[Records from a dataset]
--- Start ---

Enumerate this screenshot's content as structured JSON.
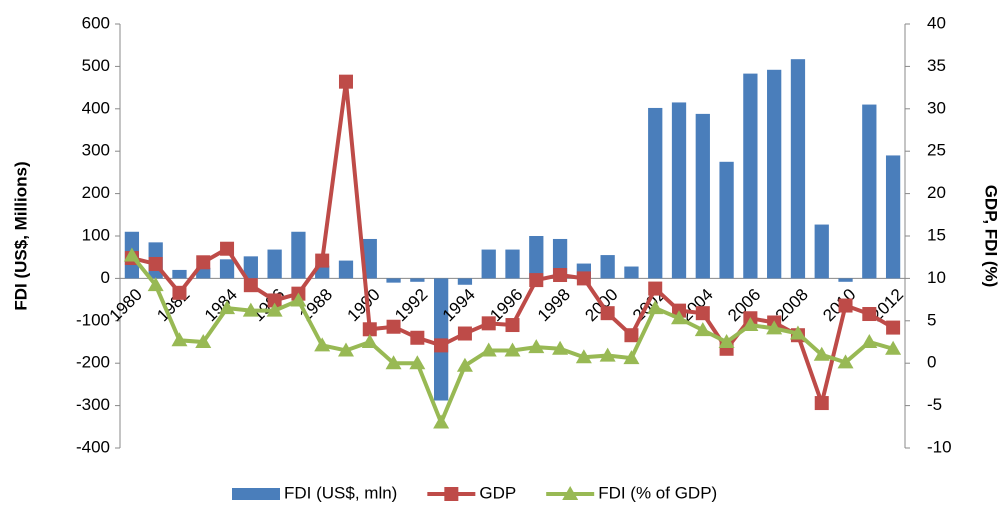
{
  "chart_data": {
    "type": "bar-line",
    "y_label": "FDI (US$, Millions)",
    "y2_label": "GDP, FDI (%)",
    "categories": [
      "1980",
      null,
      "1982",
      null,
      "1984",
      null,
      "1986",
      null,
      "1988",
      null,
      "1990",
      null,
      "1992",
      null,
      "1994",
      null,
      "1996",
      null,
      "1998",
      null,
      "2000",
      null,
      "2002",
      null,
      "2004",
      null,
      "2006",
      null,
      "2008",
      null,
      "2010",
      null,
      "2012"
    ],
    "series": [
      {
        "name": "FDI (US$, mln)",
        "type": "bar",
        "color": "#4a7ebb",
        "values": [
          110,
          85,
          20,
          25,
          45,
          52,
          68,
          110,
          30,
          42,
          93,
          -10,
          -8,
          -288,
          -15,
          68,
          68,
          100,
          93,
          35,
          55,
          28,
          402,
          415,
          388,
          275,
          483,
          492,
          517,
          127,
          -8,
          410,
          290
        ]
      },
      {
        "name": "GDP",
        "type": "line",
        "marker": "square",
        "axis": "y2",
        "color": "#be4b48",
        "values": [
          12.4,
          11.7,
          8.3,
          11.9,
          13.5,
          9.2,
          7.4,
          8.2,
          12.1,
          33.2,
          4,
          4.3,
          3,
          2.1,
          3.5,
          4.7,
          4.5,
          9.8,
          10.4,
          10,
          5.9,
          3.3,
          8.8,
          6.2,
          5.9,
          1.7,
          5.3,
          4.8,
          3.3,
          -4.7,
          6.8,
          5.8,
          4.2
        ]
      },
      {
        "name": "FDI (% of GDP)",
        "type": "line",
        "marker": "triangle",
        "axis": "y2",
        "color": "#98b954",
        "values": [
          12.7,
          9.2,
          2.7,
          2.5,
          6.5,
          6.2,
          6.2,
          7.4,
          2.1,
          1.5,
          2.5,
          0,
          0,
          -7,
          -0.3,
          1.5,
          1.5,
          1.9,
          1.7,
          0.7,
          0.9,
          0.6,
          6.5,
          5.3,
          3.9,
          2.5,
          4.5,
          4.1,
          3.5,
          1,
          0.1,
          2.5,
          1.7
        ]
      }
    ],
    "ylim": [
      -400,
      600
    ],
    "yticks": [
      -400,
      -300,
      -200,
      -100,
      0,
      100,
      200,
      300,
      400,
      500,
      600
    ],
    "y2lim": [
      -10,
      40
    ],
    "y2ticks": [
      -10,
      -5,
      0,
      5,
      10,
      15,
      20,
      25,
      30,
      35,
      40
    ],
    "legend": "bottom"
  }
}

--- End ---

### Request
Only the number is wanted: how many lines of the data contain the word "color"?

### Exercise solution
3